# What the exercise asks:
Reproduce each of the lines word for word.

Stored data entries

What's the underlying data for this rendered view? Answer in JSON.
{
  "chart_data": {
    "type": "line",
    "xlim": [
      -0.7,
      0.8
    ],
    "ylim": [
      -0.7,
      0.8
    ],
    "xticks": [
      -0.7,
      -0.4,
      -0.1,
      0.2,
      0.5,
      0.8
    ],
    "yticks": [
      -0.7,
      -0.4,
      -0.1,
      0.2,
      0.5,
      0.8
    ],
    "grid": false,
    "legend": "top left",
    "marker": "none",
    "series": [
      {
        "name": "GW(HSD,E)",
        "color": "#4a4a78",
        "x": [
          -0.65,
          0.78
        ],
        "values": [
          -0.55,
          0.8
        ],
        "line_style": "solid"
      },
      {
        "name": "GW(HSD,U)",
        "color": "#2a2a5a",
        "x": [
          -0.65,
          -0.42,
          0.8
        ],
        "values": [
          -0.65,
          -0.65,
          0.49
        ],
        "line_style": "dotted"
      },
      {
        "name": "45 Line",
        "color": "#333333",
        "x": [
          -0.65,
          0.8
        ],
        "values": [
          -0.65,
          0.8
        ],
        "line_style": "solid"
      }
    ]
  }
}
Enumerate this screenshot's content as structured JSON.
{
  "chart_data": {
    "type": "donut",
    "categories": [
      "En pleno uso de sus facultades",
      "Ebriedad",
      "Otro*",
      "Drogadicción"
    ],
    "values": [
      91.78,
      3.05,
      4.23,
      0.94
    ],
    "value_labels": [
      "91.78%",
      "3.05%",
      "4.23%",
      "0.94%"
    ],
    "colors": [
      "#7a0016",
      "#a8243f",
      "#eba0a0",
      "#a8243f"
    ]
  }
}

# Solution to this task:
What's the underlying data for this rendered view? Answer in JSON.
{
  "chart_data": {
    "type": "line",
    "xlim": [
      -0.7,
      0.8
    ],
    "ylim": [
      -0.7,
      0.8
    ],
    "xticks": [
      -0.7,
      -0.4,
      -0.1,
      0.2,
      0.5,
      0.8
    ],
    "yticks": [
      -0.7,
      -0.4,
      -0.1,
      0.2,
      0.5,
      0.8
    ],
    "grid": false,
    "legend": "top left",
    "marker": "none",
    "series": [
      {
        "name": "GW(HSD,E)",
        "color": "#4a4a78",
        "x": [
          -0.65,
          0.78
        ],
        "values": [
          -0.55,
          0.8
        ],
        "line_style": "solid"
      },
      {
        "name": "GW(HSD,U)",
        "color": "#2a2a5a",
        "x": [
          -0.65,
          -0.42,
          0.8
        ],
        "values": [
          -0.65,
          -0.65,
          0.49
        ],
        "line_style": "dotted"
      },
      {
        "name": "45 Line",
        "color": "#333333",
        "x": [
          -0.65,
          0.8
        ],
        "values": [
          -0.65,
          0.8
        ],
        "line_style": "solid"
      }
    ]
  }
}
Enumerate this screenshot's content as structured JSON.
{
  "chart_data": {
    "type": "donut",
    "categories": [
      "En pleno uso de sus facultades",
      "Ebriedad",
      "Otro*",
      "Drogadicción"
    ],
    "values": [
      91.78,
      3.05,
      4.23,
      0.94
    ],
    "value_labels": [
      "91.78%",
      "3.05%",
      "4.23%",
      "0.94%"
    ],
    "colors": [
      "#7a0016",
      "#a8243f",
      "#eba0a0",
      "#a8243f"
    ]
  }
}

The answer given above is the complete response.